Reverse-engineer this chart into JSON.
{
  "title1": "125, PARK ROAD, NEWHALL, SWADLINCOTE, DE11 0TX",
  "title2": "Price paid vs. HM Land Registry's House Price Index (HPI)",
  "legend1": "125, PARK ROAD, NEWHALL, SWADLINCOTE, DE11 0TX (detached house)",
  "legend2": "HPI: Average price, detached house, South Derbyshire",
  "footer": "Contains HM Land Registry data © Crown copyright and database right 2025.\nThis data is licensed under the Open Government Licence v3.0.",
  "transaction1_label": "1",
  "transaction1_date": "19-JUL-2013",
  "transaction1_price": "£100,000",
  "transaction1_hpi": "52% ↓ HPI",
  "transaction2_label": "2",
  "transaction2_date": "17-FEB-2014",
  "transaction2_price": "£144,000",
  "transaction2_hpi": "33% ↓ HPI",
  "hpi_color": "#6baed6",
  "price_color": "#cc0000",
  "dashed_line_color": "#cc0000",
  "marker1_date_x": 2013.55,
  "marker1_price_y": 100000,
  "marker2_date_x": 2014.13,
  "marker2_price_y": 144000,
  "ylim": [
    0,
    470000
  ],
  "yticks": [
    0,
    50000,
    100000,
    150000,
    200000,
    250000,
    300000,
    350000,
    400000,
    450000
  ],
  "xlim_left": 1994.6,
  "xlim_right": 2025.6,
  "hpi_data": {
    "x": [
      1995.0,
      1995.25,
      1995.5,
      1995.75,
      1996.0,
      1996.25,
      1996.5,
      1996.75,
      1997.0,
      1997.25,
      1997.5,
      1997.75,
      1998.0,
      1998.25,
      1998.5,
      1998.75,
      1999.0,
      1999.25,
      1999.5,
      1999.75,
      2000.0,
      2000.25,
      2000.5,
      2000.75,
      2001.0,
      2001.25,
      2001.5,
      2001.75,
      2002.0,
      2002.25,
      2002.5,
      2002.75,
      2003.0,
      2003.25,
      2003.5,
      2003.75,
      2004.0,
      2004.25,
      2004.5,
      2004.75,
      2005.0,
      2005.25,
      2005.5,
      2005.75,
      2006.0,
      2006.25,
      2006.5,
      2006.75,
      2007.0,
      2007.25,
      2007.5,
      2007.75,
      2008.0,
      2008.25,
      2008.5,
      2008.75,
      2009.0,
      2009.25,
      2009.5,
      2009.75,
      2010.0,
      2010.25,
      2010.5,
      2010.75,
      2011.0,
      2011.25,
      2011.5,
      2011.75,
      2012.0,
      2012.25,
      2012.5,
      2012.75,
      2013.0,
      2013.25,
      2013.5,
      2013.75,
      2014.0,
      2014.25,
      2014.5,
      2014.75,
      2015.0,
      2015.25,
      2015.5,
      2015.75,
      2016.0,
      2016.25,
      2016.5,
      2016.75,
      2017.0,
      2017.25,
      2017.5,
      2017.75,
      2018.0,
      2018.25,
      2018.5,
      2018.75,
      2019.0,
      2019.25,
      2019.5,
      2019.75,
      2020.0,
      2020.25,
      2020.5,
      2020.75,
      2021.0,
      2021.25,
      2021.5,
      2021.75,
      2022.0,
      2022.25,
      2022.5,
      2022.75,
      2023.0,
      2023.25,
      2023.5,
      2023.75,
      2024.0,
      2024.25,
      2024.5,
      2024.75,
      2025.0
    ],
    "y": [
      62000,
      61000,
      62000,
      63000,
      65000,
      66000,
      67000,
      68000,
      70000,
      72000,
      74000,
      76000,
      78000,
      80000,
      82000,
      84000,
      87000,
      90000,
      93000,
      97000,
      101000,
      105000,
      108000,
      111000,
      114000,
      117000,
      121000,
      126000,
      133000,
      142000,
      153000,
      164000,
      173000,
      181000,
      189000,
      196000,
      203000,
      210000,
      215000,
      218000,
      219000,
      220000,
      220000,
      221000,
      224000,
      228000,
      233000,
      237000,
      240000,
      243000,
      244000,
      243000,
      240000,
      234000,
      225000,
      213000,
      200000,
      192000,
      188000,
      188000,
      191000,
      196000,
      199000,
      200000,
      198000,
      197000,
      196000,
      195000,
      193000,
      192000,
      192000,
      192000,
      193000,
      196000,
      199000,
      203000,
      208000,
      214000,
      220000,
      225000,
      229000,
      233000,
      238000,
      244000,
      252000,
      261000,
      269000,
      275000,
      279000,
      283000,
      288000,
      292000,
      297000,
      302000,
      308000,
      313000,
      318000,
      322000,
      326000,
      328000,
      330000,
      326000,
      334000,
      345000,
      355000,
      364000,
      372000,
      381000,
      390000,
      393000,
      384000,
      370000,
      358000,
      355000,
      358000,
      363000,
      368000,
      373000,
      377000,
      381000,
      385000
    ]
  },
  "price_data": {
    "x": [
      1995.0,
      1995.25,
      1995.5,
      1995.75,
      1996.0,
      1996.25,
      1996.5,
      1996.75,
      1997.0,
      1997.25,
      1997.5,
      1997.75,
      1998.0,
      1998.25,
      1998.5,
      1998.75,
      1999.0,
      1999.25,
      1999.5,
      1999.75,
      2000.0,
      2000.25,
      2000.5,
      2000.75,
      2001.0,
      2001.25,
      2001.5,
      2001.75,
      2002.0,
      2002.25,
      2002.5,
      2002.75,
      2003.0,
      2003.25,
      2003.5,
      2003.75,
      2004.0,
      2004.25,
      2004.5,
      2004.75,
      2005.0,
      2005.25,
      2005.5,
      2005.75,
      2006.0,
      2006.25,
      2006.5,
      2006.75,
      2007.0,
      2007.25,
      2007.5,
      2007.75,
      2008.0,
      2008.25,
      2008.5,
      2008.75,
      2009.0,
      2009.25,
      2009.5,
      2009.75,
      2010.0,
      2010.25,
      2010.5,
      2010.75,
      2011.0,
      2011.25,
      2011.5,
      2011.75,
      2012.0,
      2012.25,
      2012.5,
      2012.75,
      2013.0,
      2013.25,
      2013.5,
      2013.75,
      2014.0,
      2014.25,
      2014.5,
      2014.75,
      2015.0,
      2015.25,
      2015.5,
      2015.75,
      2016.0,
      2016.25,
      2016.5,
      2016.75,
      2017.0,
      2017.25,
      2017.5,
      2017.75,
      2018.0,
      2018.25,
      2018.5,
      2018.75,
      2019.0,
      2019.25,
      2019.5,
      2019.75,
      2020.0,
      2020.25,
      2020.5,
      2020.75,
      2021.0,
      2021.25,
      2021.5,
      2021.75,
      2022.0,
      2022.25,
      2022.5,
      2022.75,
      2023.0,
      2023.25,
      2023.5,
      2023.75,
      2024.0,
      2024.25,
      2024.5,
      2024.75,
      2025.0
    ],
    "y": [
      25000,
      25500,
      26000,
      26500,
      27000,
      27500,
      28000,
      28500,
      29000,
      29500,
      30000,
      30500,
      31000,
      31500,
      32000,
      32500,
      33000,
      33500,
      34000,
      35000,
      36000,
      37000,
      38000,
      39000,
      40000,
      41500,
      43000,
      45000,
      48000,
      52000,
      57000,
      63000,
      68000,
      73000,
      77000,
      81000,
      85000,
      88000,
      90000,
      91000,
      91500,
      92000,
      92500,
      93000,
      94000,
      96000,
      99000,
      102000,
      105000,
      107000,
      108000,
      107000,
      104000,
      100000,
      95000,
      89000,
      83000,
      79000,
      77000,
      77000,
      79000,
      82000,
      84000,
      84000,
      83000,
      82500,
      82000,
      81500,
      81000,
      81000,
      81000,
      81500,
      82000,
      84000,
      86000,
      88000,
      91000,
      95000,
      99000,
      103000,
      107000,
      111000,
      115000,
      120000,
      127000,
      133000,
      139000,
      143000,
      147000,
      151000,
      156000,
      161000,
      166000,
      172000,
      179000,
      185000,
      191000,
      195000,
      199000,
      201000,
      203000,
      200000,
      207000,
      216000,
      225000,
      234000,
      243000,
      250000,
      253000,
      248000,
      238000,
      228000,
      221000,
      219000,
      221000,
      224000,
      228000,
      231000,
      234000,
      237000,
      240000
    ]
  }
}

▶ Aim: Find the word "Land" in the entries above and gather every line that holds it.

▶ Final result:
  "title2": "Price paid vs. HM Land Registry's House Price Index (HPI)",
  "footer": "Contains HM Land Registry data © Crown copyright and database right 2025.\nThis data is licensed under the Open Government Licence v3.0.",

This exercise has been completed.